**Given problem**
Please copy the entries below word for word, starting at the line containing "tab-info[interactable]: Info —" and ending at the line containing "student-screen-checkbox-3[interactable]: Als Schülerschirm", with both of those lines included.

**Items**
====

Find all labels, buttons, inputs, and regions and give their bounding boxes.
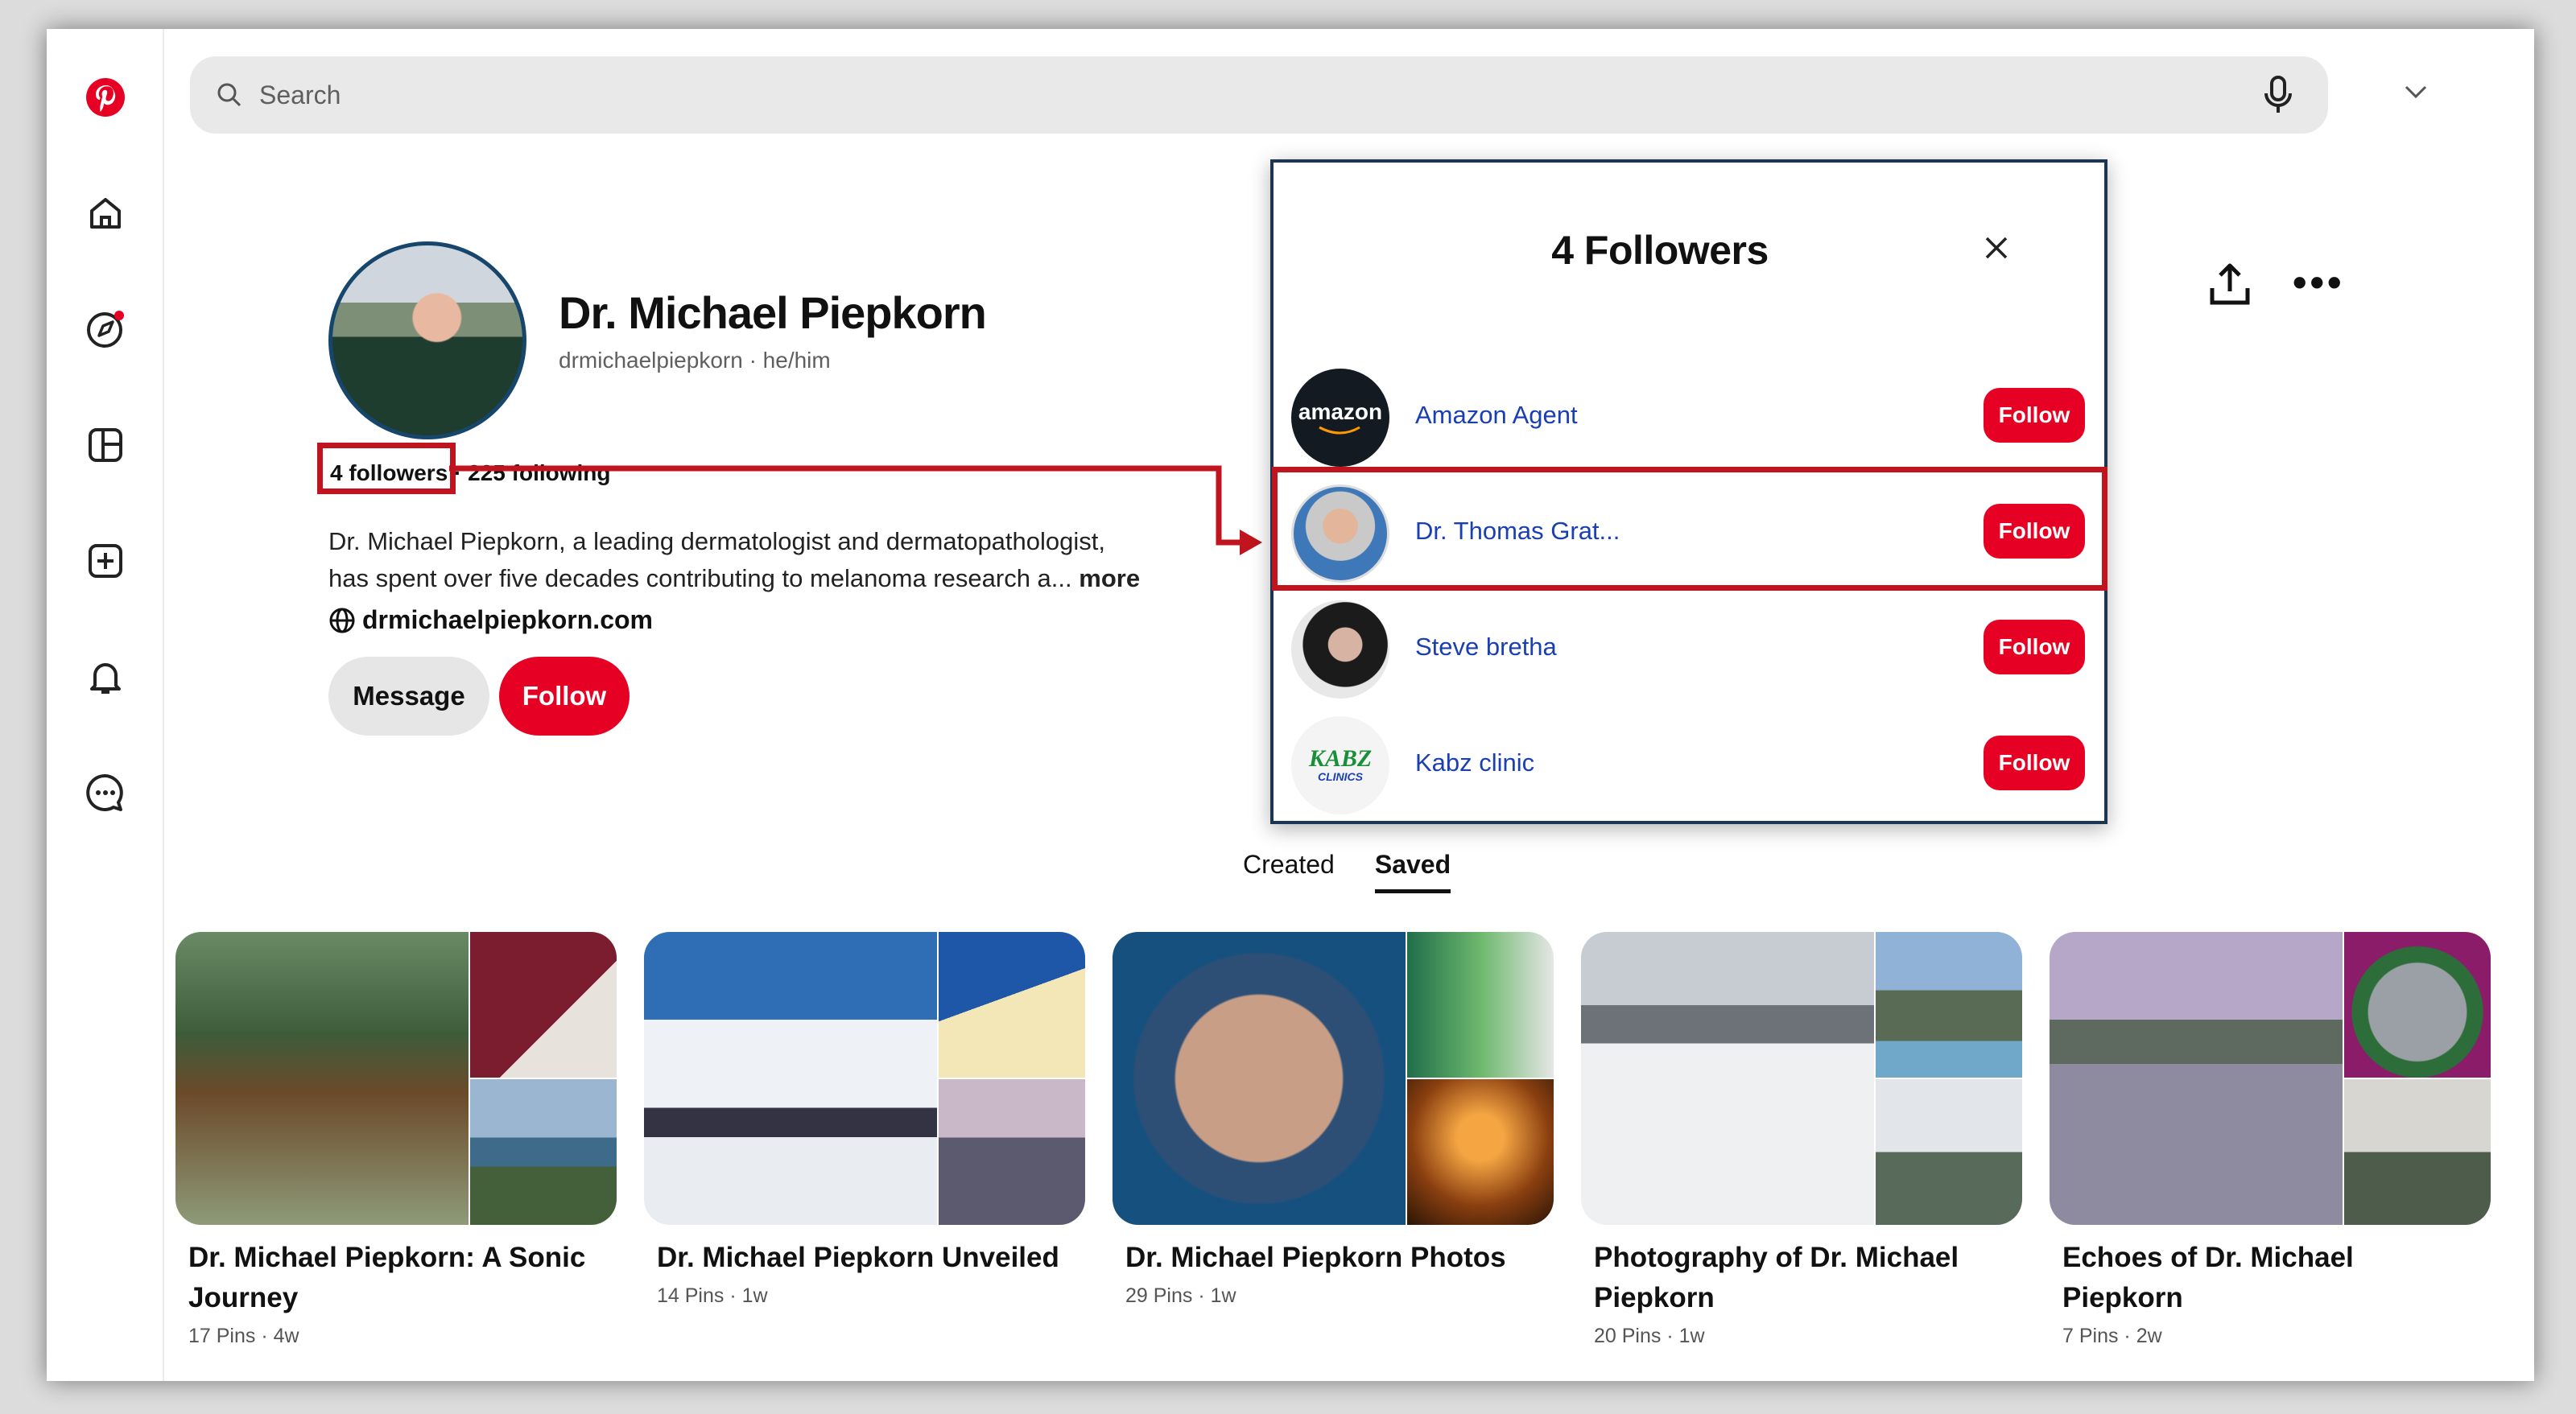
bio-line: has spent over five decades contributing… — [328, 564, 1072, 592]
notifications-bell-icon[interactable] — [77, 649, 134, 705]
board-title: Echoes of Dr. Michael Piepkorn — [2062, 1242, 2354, 1313]
board-meta: 14 Pins · 1w — [657, 1284, 768, 1307]
search-bar[interactable]: Search — [190, 56, 2328, 134]
kabz-logo-text: KABZ — [1308, 745, 1373, 772]
follower-row[interactable]: Steve bretha Follow — [1286, 597, 2093, 700]
bio-more-link[interactable]: more — [1079, 564, 1140, 592]
profile-bio: Dr. Michael Piepkorn, a leading dermatol… — [328, 523, 1214, 597]
follower-avatar: KABZ CLINICS — [1291, 716, 1389, 814]
board-cover — [2050, 932, 2491, 1225]
board-card[interactable]: Dr. Michael Piepkorn Photos 29 Pins · 1w — [1113, 932, 1554, 1308]
search-icon — [216, 81, 243, 109]
account-chevron-down-icon[interactable] — [2402, 82, 2429, 105]
board-card[interactable]: Echoes of Dr. Michael Piepkorn 7 Pins · … — [2050, 932, 2491, 1348]
follower-follow-button[interactable]: Follow — [1984, 620, 2085, 674]
followers-highlight-box — [317, 443, 456, 494]
follower-row[interactable]: KABZ CLINICS Kabz clinic Follow — [1286, 713, 2093, 816]
follower-highlight-box — [1272, 467, 2107, 591]
board-cover — [644, 932, 1085, 1225]
boards-icon[interactable] — [77, 417, 134, 473]
follower-name[interactable]: Steve bretha — [1415, 633, 1557, 662]
create-icon[interactable] — [77, 533, 134, 589]
profile-tabs: Created Saved — [1243, 850, 1451, 893]
globe-icon — [328, 607, 356, 634]
bio-line: Dr. Michael Piepkorn, a leading dermatol… — [328, 527, 1105, 555]
share-icon[interactable] — [2204, 259, 2256, 311]
follower-follow-button[interactable]: Follow — [1984, 736, 2085, 790]
website-link[interactable]: drmichaelpiepkorn.com — [362, 605, 653, 635]
board-meta: 20 Pins · 1w — [1594, 1325, 1705, 1347]
message-button[interactable]: Message — [328, 657, 489, 736]
messages-icon[interactable] — [77, 765, 134, 821]
board-cover — [175, 932, 617, 1225]
explore-icon[interactable] — [77, 301, 134, 357]
profile-avatar — [328, 241, 526, 439]
board-card[interactable]: Photography of Dr. Michael Piepkorn 20 P… — [1581, 932, 2022, 1348]
board-cover — [1581, 932, 2022, 1225]
microphone-icon[interactable] — [2262, 74, 2294, 120]
board-title: Dr. Michael Piepkorn Unveiled — [657, 1242, 1059, 1273]
amazon-smile-icon — [1319, 426, 1360, 435]
pinterest-logo-icon[interactable] — [77, 69, 134, 126]
close-icon[interactable] — [1980, 232, 2013, 264]
board-title: Dr. Michael Piepkorn: A Sonic Journey — [188, 1242, 586, 1313]
follower-row[interactable]: amazon Amazon Agent Follow — [1286, 365, 2093, 468]
board-title: Photography of Dr. Michael Piepkorn — [1594, 1242, 1959, 1313]
follower-name[interactable]: Kabz clinic — [1415, 748, 1534, 777]
profile-name: Dr. Michael Piepkorn — [559, 287, 987, 338]
nav-rail — [47, 29, 164, 1381]
profile-handle: drmichaelpiepkorn · he/him — [559, 348, 831, 373]
profile-website[interactable]: drmichaelpiepkorn.com — [328, 605, 653, 635]
board-meta: 17 Pins · 4w — [188, 1325, 299, 1347]
follow-button[interactable]: Follow — [499, 657, 630, 736]
browser-frame: Search Dr. Michael Piepkorn drmichaelpie… — [47, 29, 2534, 1381]
kabz-logo-subtext: CLINICS — [1318, 770, 1363, 783]
follower-avatar — [1291, 600, 1389, 699]
follower-name[interactable]: Amazon Agent — [1415, 401, 1578, 430]
more-options-icon[interactable]: ••• — [2293, 262, 2345, 303]
amazon-logo-text: amazon — [1298, 399, 1383, 424]
follower-avatar: amazon — [1291, 369, 1389, 467]
board-card[interactable]: Dr. Michael Piepkorn: A Sonic Journey 17… — [175, 932, 617, 1348]
follower-follow-button[interactable]: Follow — [1984, 388, 2085, 443]
tab-created[interactable]: Created — [1243, 850, 1335, 893]
search-input[interactable]: Search — [259, 80, 341, 110]
board-card[interactable]: Dr. Michael Piepkorn Unveiled 14 Pins · … — [644, 932, 1085, 1308]
board-meta: 7 Pins · 2w — [2062, 1325, 2162, 1347]
home-icon[interactable] — [77, 185, 134, 241]
board-title: Dr. Michael Piepkorn Photos — [1125, 1242, 1506, 1273]
board-meta: 29 Pins · 1w — [1125, 1284, 1236, 1307]
tab-saved[interactable]: Saved — [1374, 850, 1451, 893]
board-cover — [1113, 932, 1554, 1225]
modal-title: 4 Followers — [1551, 228, 1769, 273]
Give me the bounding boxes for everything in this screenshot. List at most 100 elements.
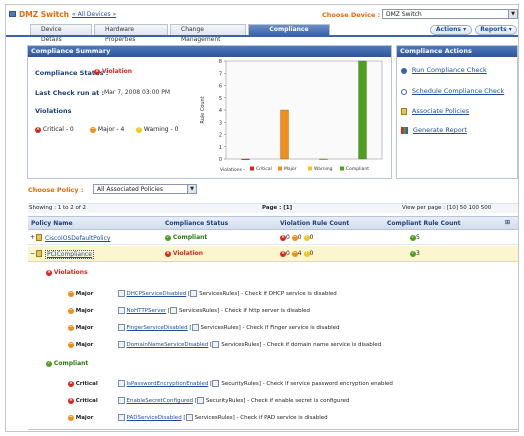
rule-link[interactable]: DHCPServiceDisabled (127, 291, 187, 297)
rule-group: SecurityRules (221, 381, 259, 387)
rule-row: − Major PADServiceDisabled [ServicesRule… (68, 414, 328, 421)
warning-count: ! Warning - 0 (136, 126, 178, 133)
grid-header: Policy Name Compliance Status Violation … (28, 216, 518, 230)
run-compliance-link[interactable]: Run Compliance Check (412, 66, 487, 74)
violation-counts: ×0 −4 ! 0 (280, 250, 313, 257)
generate-report-link[interactable]: Generate Report (413, 126, 467, 134)
violations-label: Violations (35, 107, 72, 115)
y-tick-label: 2 (219, 133, 222, 139)
rule-icon (117, 290, 125, 297)
violations-section-label: × Violations (46, 269, 88, 276)
choose-policy-label: Choose Policy : (28, 186, 84, 194)
status-value-group: × Violation (94, 68, 132, 75)
report-icon (401, 127, 408, 134)
action-report[interactable]: Generate Report (401, 126, 467, 134)
expand-icon[interactable]: + (30, 234, 35, 241)
col-policy-name[interactable]: Policy Name (31, 220, 73, 227)
tab-device-details[interactable]: Device Details (30, 24, 92, 43)
rule-desc: - Check if domain name service is disabl… (263, 342, 382, 348)
severity: Major (75, 415, 94, 421)
rule-link[interactable]: NoHTTPServer (127, 308, 167, 314)
policy-select-value: All Associated Policies (97, 186, 163, 193)
reports-button[interactable]: Reports ▾ (475, 25, 517, 35)
actions-button[interactable]: Actions ▾ (430, 25, 472, 35)
rule-row: − Major DHCPServiceDisabled [ServicesRul… (68, 290, 337, 297)
rule-link[interactable]: DomainNameServiceDisabled (127, 342, 209, 348)
collapse-icon[interactable]: − (30, 250, 35, 257)
severity: Critical (75, 381, 98, 387)
violation-icon: × (94, 68, 100, 75)
table-row-selected[interactable]: − PCICompliance × Violation ×0 −4 ! 0 ✓3 (28, 246, 518, 262)
major-icon: − (68, 290, 74, 297)
col-violation-count[interactable]: Violation Rule Count (280, 220, 349, 227)
tab-compliance[interactable]: Compliance (248, 24, 330, 35)
page-text[interactable]: Page : [1] (262, 205, 292, 211)
y-tick-label: 8 (219, 59, 222, 65)
associate-policies-link[interactable]: Associate Policies (412, 107, 469, 115)
rule-link[interactable]: EnableSecretConfigured (127, 398, 193, 404)
severity: Major (75, 342, 94, 348)
major-value: 0 (297, 234, 302, 241)
all-devices-link[interactable]: « All Devices » (72, 11, 116, 18)
y-tick-label: 4 (219, 108, 222, 114)
rule-group: ServicesRules (179, 308, 218, 314)
policy-icon (36, 234, 42, 241)
tab-underline (6, 35, 518, 37)
action-run[interactable]: Run Compliance Check (401, 66, 487, 74)
compliance-window: DMZ Switch « All Devices » Choose Device… (5, 4, 519, 432)
rule-link[interactable]: IsPasswordEncryptionEnabled (127, 381, 209, 387)
group-icon (212, 341, 220, 348)
severity: Major (75, 308, 94, 314)
rule-icon (117, 397, 125, 404)
choose-device-value: DMZ Switch (386, 11, 422, 18)
group-icon (190, 290, 198, 297)
bar-compliant (358, 60, 367, 160)
rule-row: × Critical EnableSecretConfigured [Secur… (68, 397, 350, 404)
action-schedule[interactable]: Schedule Compliance Check (401, 87, 504, 95)
table-row[interactable]: + CiscoIOSDefaultPolicy ✓ Compliant ×0 −… (28, 231, 518, 245)
policy-name[interactable]: PCICompliance (45, 250, 94, 259)
violation-icon: × (46, 269, 52, 276)
legend-label: Warning (314, 166, 333, 172)
y-tick-label: 7 (219, 71, 222, 77)
status-text: Violation (172, 250, 204, 257)
col-compliance-status[interactable]: Compliance Status (165, 220, 228, 227)
critical-value: 0 (286, 250, 290, 257)
major-icon: − (68, 341, 74, 348)
critical-count-text: Critical - 0 (42, 126, 74, 133)
warning-value: 0 (309, 250, 314, 257)
rule-row: − Major DomainNameServiceDisabled [Servi… (68, 341, 382, 348)
view-per-page[interactable]: View per page : [10] 50 100 500 (402, 205, 491, 211)
tab-change-management[interactable]: Change Management (170, 24, 246, 43)
run-icon (401, 67, 407, 74)
showing-text: Showing : 1 to 2 of 2 (29, 205, 87, 211)
rule-desc: - Check if PAD service is disabled (236, 415, 328, 421)
legend-label: Major (284, 166, 297, 172)
rule-link[interactable]: FingerServiceDisabled (127, 325, 188, 331)
major-value: 4 (297, 250, 302, 257)
action-associate[interactable]: Associate Policies (401, 107, 469, 115)
status-cell: × Violation (165, 250, 203, 257)
major-count-text: Major - 4 (97, 126, 125, 133)
rule-icon (117, 324, 125, 331)
column-settings-icon[interactable]: ⊞ (505, 219, 510, 226)
violation-counts: ×0 −0 ! 0 (280, 234, 313, 241)
y-tick-label: 5 (219, 96, 222, 102)
major-icon: − (90, 126, 96, 133)
schedule-compliance-link[interactable]: Schedule Compliance Check (412, 87, 504, 95)
bar-critical (241, 158, 250, 160)
y-axis-label: Rule Count (200, 96, 206, 123)
compliant-value: 3 (416, 250, 420, 257)
group-icon (196, 397, 204, 404)
rule-desc: - Check if enable secret is configured (247, 398, 350, 404)
tab-hardware-properties[interactable]: Hardware Properties (94, 24, 168, 43)
severity: Critical (75, 398, 98, 404)
y-tick-label: 6 (219, 84, 222, 90)
rule-desc: - Check if http server is disabled (220, 308, 311, 314)
rule-link[interactable]: PADServiceDisabled (127, 415, 182, 421)
policy-name[interactable]: CiscoIOSDefaultPolicy (45, 235, 110, 242)
policy-select[interactable]: All Associated Policies ▼ (93, 184, 197, 194)
compliance-chart: 0 1 2 3 4 5 6 7 8 Rule Count Violations - Critical M… (200, 59, 383, 173)
choose-device-select[interactable]: DMZ Switch ▼ (382, 9, 518, 19)
col-compliant-count[interactable]: Compliant Rule Count (387, 220, 461, 227)
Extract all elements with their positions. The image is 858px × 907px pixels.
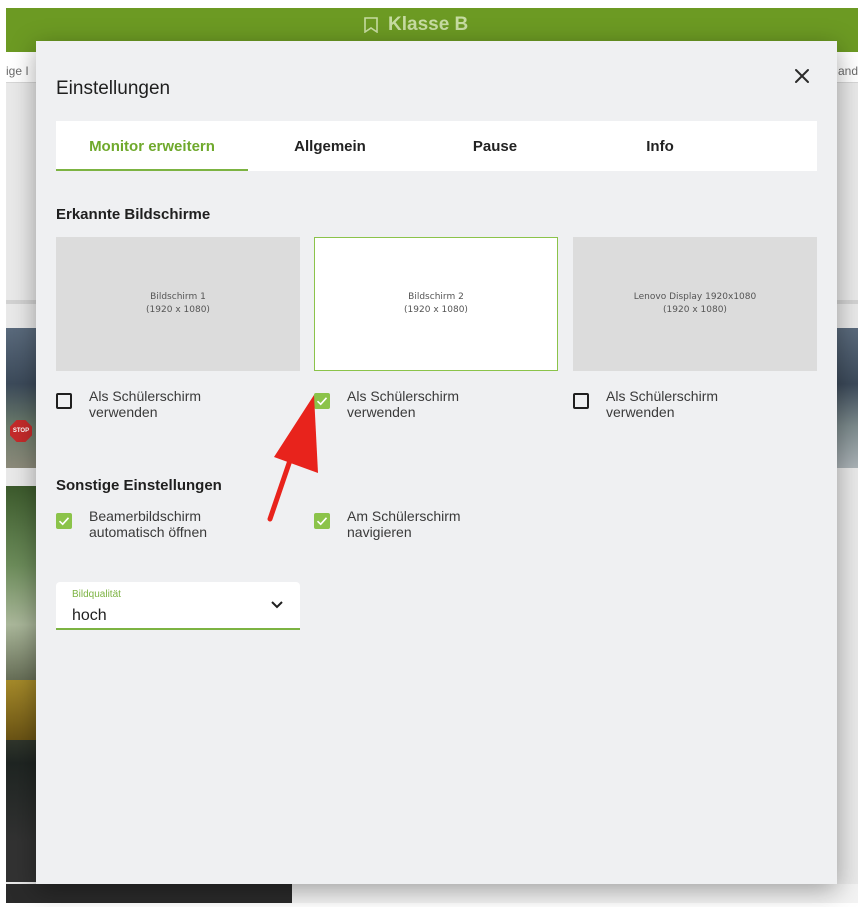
tab-info[interactable]: Info — [578, 121, 742, 171]
dialog-title: Einstellungen — [56, 78, 171, 99]
monitor-name: Bildschirm 1 — [150, 292, 206, 302]
monitor-name: Bildschirm 2 — [408, 292, 464, 302]
checkbox-label: Beamerbildschirm automatisch öffnen — [89, 508, 208, 540]
monitor-card-1[interactable]: Bildschirm 1 (1920 x 1080) — [56, 237, 300, 371]
checkbox-checked[interactable] — [56, 513, 72, 529]
checkbox-label: Als Schülerschirm verwenden — [89, 388, 202, 420]
tab-monitor-erweitern[interactable]: Monitor erweitern — [56, 121, 248, 171]
tab-allgemein[interactable]: Allgemein — [248, 121, 412, 171]
active-tab-indicator — [56, 169, 248, 171]
section-title-other-settings: Sonstige Einstellungen — [56, 477, 222, 494]
app-title: Klasse B — [364, 14, 468, 36]
background-thumbnail — [6, 328, 36, 468]
checkbox-label: Als Schülerschirm verwenden — [606, 388, 719, 420]
checkbox-unchecked[interactable] — [56, 393, 72, 409]
background-car-image — [6, 680, 36, 740]
select-label: Bildqualität — [72, 589, 121, 600]
monitor-resolution: (1920 x 1080) — [404, 305, 468, 315]
background-left-text: ige I — [6, 64, 29, 78]
close-icon — [795, 69, 809, 83]
checkbox-label: Am Schülerschirm navigieren — [347, 508, 461, 540]
checkbox-label: Als Schülerschirm verwenden — [347, 388, 460, 420]
background-divider — [6, 300, 36, 304]
student-screen-checkbox-1[interactable]: Als Schülerschirm verwenden — [56, 388, 201, 420]
checkmark-icon — [58, 517, 70, 526]
app-title-text: Klasse B — [388, 14, 469, 35]
settings-dialog: Einstellungen Monitor erweitern Allgemei… — [36, 41, 837, 884]
background-thumbnail — [836, 328, 858, 468]
background-footer-image — [6, 884, 292, 903]
monitor-resolution: (1920 x 1080) — [663, 305, 727, 315]
annotation-arrow-icon — [267, 395, 318, 522]
student-screen-checkbox-2[interactable]: Als Schülerschirm verwenden — [314, 388, 459, 420]
background-footer — [292, 884, 858, 903]
student-screen-checkbox-3[interactable]: Als Schülerschirm verwenden — [573, 388, 718, 420]
navigate-student-screen-checkbox[interactable]: Am Schülerschirm navigieren — [314, 508, 461, 540]
monitor-resolution: (1920 x 1080) — [146, 305, 210, 315]
section-title-detected-screens: Erkannte Bildschirme — [56, 206, 211, 223]
tab-pause[interactable]: Pause — [412, 121, 578, 171]
chevron-down-icon — [271, 601, 283, 609]
monitor-name: Lenovo Display 1920x1080 — [633, 292, 757, 302]
beamer-auto-open-checkbox[interactable]: Beamerbildschirm automatisch öffnen — [56, 508, 207, 540]
close-button[interactable] — [791, 65, 813, 87]
image-quality-select[interactable]: Bildqualität hoch — [56, 582, 300, 630]
tab-bar: Monitor erweitern Allgemein Pause Info — [56, 121, 817, 171]
monitor-card-3[interactable]: Lenovo Display 1920x1080 (1920 x 1080) — [573, 237, 817, 371]
checkbox-unchecked[interactable] — [573, 393, 589, 409]
monitor-card-2[interactable]: Bildschirm 2 (1920 x 1080) — [314, 237, 558, 371]
background-right-text: and — [838, 64, 858, 78]
bookmark-icon — [364, 17, 378, 33]
select-value: hoch — [72, 607, 107, 624]
background-divider — [836, 300, 858, 304]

====

**Solved exercise**
tab-info[interactable]: Info — [578, 121, 742, 171]
dialog-title: Einstellungen — [56, 78, 171, 99]
monitor-name: Bildschirm 1 — [150, 292, 206, 302]
monitor-name: Bildschirm 2 — [408, 292, 464, 302]
checkbox-label: Beamerbildschirm automatisch öffnen — [89, 508, 208, 540]
monitor-card-1[interactable]: Bildschirm 1 (1920 x 1080) — [56, 237, 300, 371]
checkbox-checked[interactable] — [56, 513, 72, 529]
checkbox-label: Als Schülerschirm verwenden — [89, 388, 202, 420]
tab-monitor-erweitern[interactable]: Monitor erweitern — [56, 121, 248, 171]
tab-allgemein[interactable]: Allgemein — [248, 121, 412, 171]
active-tab-indicator — [56, 169, 248, 171]
section-title-other-settings: Sonstige Einstellungen — [56, 477, 222, 494]
app-title: Klasse B — [364, 14, 468, 36]
background-thumbnail — [6, 328, 36, 468]
checkbox-label: Als Schülerschirm verwenden — [606, 388, 719, 420]
checkbox-unchecked[interactable] — [56, 393, 72, 409]
background-car-image — [6, 680, 36, 740]
select-label: Bildqualität — [72, 589, 121, 600]
monitor-resolution: (1920 x 1080) — [404, 305, 468, 315]
background-left-text: ige I — [6, 64, 29, 78]
close-icon — [795, 69, 809, 83]
checkbox-label: Am Schülerschirm navigieren — [347, 508, 461, 540]
checkbox-label: Als Schülerschirm verwenden — [347, 388, 460, 420]
background-divider — [6, 300, 36, 304]
student-screen-checkbox-1[interactable]: Als Schülerschirm verwenden — [56, 388, 201, 420]
checkmark-icon — [58, 517, 70, 526]
app-title-text: Klasse B — [388, 14, 469, 35]
settings-dialog: Einstellungen Monitor erweitern Allgemei… — [36, 41, 837, 884]
background-thumbnail — [836, 328, 858, 468]
background-footer-image — [6, 884, 292, 903]
monitor-resolution: (1920 x 1080) — [663, 305, 727, 315]
annotation-arrow-icon — [267, 395, 318, 522]
student-screen-checkbox-2[interactable]: Als Schülerschirm verwenden — [314, 388, 459, 420]
background-footer — [292, 884, 858, 903]
student-screen-checkbox-3[interactable]: Als Schülerschirm verwenden — [573, 388, 718, 420]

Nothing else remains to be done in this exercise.